** Start **
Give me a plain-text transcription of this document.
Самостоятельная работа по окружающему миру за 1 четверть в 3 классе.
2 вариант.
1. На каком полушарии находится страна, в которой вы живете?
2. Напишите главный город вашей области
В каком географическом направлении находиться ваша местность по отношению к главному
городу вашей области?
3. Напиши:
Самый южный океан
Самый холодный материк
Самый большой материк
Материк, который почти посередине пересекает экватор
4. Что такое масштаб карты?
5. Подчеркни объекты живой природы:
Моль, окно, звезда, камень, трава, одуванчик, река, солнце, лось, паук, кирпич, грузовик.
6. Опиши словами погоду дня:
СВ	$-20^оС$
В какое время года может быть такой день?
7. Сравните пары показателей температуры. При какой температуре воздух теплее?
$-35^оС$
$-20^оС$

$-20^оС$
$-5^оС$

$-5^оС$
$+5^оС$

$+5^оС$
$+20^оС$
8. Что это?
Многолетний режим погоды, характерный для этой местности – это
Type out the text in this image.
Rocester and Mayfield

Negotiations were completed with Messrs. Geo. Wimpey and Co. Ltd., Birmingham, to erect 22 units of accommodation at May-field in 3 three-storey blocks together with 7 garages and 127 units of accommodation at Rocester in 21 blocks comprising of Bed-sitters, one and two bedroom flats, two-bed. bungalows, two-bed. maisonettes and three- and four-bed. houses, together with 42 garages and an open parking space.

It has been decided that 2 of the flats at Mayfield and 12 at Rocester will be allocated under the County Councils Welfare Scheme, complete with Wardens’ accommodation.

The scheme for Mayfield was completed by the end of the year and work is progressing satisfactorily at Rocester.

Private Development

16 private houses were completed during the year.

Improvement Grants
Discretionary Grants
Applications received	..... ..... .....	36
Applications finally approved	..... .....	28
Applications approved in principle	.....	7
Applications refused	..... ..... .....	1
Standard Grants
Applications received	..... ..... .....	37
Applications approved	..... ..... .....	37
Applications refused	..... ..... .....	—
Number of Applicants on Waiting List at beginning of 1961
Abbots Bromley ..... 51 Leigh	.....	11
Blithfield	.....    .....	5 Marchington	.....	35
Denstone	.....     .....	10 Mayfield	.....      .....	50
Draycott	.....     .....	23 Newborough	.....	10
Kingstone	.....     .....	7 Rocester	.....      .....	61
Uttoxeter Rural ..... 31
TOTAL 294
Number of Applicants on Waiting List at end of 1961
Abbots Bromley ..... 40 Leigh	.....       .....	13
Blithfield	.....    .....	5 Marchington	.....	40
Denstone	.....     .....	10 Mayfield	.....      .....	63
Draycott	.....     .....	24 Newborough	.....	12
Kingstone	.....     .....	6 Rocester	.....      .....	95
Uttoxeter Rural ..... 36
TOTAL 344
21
** End **
* Exercise *
Tally every line of the listing that holds the string "Blithfield", then give the number by itself.

* Task output *
2